* **Actividades propuestas**
a) Traduzca al inglés esta oración del texto sobre «Fiel amante»: «Será pues esencial elemento de intercambio el diálogo—monólogo a menudo , fiel a su pícaro original— en la historia urdida por su sucesor en el tiempo, o sea el autor de “Fiel amante”, León, apellidado Moreno por esta vez.»
b) Prosiga la redacción del texto sobre «Fiel amante» a partir de su última oración.

* **Texto proporcionado**
-*-*-

Para que su
historia resultara tan creíble como cualquier otra inventada —o sea, real— al
imaginar personajes españoles y extranjeros, ambientes y contextos que en mezcla
con las gredas dejadas por las aguas de las distintas culturas que se mezclaron en nuestro Siglo de
Oro, se dotó el autor D-H. Pageaux de un heterónimo con parte del nombre de uno
de los grandes viajeros judíos que atravesaron los caminos de la época: aquel
León Hebreo autor de los Diálogos de
amor. Será pues esencial elemento de intercambio el diálogo—monólogo a
menudo , fiel a su pícaro original— en
la historia urdida por su sucesor en el tiempo, o sea el autor de “Fiel amante”,
León, apellidado Moreno por esta vez. Mas nuestro buen narrador contemporáneo,
Homo Viator al igual que Ahasverus, asume
que además de los sabrosos diálogos correspondientes a toda novela
moderna, debe usar otros géneros, como será el más antiguo de la historia de la
literatura llamado “epistolografía”, nacida directamente en las tablillas
cocidas al fuego de Uruk— y cuyo
más ilustre precedente literario español pudo ser “Proceso de cartas de amores” (1553) de Juan
de Segura, aunque Diego de San Pedro ya intentara el procedimiento en sus
“novelas sentimentales”, que por cierto habrían de obtener posteriormente en la
Inglaterra del XVIII su más elevado rango con la célebre “Pamela” de Samuel
Richardson.

-*-*-

* **Registros extraídos**
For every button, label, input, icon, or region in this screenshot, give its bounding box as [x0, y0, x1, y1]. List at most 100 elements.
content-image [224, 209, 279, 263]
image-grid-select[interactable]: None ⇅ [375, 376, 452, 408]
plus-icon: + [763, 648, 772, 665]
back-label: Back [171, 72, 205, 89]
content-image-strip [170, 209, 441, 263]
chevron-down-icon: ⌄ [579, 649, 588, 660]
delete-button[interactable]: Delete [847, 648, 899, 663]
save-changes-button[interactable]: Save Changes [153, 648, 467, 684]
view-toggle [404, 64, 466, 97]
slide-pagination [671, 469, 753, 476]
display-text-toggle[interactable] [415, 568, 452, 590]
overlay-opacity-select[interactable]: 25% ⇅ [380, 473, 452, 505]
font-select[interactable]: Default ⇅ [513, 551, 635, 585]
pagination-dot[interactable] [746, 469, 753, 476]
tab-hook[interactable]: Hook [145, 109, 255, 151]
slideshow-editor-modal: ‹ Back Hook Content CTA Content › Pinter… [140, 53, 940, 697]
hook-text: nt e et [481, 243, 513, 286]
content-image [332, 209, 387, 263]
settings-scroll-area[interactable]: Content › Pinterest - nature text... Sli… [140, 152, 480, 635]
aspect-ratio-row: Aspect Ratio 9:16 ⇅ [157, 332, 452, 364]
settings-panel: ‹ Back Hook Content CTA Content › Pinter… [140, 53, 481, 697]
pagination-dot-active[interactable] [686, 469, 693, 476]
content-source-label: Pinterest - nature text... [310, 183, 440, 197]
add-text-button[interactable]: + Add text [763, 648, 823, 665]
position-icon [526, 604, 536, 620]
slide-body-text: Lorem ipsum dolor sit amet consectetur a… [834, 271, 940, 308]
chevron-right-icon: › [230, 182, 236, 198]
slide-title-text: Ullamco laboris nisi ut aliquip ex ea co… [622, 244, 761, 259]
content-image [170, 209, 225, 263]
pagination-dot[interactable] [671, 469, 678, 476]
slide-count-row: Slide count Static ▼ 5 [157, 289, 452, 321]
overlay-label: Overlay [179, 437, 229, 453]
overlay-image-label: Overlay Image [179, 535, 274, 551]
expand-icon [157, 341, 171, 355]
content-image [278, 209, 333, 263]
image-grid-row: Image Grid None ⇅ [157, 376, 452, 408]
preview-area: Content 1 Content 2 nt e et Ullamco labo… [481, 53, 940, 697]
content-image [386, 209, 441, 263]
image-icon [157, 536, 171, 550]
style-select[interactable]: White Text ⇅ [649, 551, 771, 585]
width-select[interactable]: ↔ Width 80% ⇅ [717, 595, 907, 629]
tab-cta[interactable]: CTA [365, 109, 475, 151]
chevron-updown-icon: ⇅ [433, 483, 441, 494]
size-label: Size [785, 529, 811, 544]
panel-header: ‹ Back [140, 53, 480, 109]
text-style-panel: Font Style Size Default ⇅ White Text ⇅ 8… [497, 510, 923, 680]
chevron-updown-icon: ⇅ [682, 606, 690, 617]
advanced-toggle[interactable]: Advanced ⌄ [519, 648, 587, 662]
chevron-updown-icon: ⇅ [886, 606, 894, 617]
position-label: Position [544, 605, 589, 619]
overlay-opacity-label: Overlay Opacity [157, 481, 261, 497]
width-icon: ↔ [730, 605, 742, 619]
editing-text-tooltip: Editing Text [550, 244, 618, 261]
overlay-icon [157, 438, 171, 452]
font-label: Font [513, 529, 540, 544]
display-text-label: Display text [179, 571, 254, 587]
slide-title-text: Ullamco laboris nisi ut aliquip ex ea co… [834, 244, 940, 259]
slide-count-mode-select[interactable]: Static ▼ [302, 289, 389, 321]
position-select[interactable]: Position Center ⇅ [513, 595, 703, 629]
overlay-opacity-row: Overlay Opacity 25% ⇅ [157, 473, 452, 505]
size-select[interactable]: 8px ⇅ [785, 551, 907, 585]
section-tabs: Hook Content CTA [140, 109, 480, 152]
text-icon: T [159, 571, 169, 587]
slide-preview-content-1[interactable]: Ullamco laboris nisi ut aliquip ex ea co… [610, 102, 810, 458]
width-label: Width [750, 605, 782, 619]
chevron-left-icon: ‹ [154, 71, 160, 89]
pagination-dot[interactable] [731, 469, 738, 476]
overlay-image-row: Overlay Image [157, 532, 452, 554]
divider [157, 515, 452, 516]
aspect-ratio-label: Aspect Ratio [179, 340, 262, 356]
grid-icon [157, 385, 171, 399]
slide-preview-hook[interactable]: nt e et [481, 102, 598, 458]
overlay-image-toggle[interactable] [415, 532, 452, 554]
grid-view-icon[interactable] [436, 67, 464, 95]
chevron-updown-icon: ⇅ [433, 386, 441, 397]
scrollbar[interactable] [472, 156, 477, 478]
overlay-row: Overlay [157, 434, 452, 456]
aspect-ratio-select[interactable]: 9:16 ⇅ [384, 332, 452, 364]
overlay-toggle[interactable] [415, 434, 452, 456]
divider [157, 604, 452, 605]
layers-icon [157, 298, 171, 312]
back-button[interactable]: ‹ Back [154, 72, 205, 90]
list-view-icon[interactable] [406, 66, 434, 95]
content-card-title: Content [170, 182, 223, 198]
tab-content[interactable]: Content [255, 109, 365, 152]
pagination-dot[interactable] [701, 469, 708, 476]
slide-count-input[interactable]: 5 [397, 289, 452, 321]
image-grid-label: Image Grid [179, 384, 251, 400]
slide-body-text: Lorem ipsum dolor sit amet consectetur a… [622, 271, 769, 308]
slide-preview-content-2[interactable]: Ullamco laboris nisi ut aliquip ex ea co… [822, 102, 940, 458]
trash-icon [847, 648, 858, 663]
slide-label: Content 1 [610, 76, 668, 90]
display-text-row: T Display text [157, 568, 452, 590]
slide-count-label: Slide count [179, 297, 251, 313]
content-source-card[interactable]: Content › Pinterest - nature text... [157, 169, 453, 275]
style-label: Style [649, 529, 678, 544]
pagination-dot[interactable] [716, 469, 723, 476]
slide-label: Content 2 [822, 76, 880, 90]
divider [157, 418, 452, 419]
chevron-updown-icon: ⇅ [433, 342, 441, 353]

-*-*-

* **Respuestas**
a) The dialogue—often a monologue, faithful to its picaresque original—will therefore be an essential element of exchange in the story woven by his successor in time, that is, the author of "Fiel amante," León, surnamed Moreno this time.

b)
A tales técnicas, unirá en la mezcla y mortero de su trama la no
menos tradicional basada en los relatos que ideaban los viajeros para amenizar
sus travesías largas, polvorientas y tediosas, prolongándose en las pícaras
reuniones posteriores por las posadas y mesones del camino, escenario de todas
las pillerías posibles. Ya tenemos pues reunidas diversas “literaturas” entre
misteriosas misivas, maliciosas conspiraciones, cuentecillos encabalgados al
modo oriental a más de placenteros o fatigosos viajes siempre en la línea
teórica del “alter ego” de León Moreno —es decir Daniel- Henri Pageaux—,
expresada meridianamente en una frase de los párrafos finales de su colección de
ensayos titulada La Corne d’Amaltée
(5): “La búsqueda de las fuentes de antaño o de cualquier lectura
intertexual de hoy en día, muestra a las claras que el comparatista apuesta
sobre un dato que no duda en calificar de poético: un texto puede esconder otro,
puede asimismo revelar otro”.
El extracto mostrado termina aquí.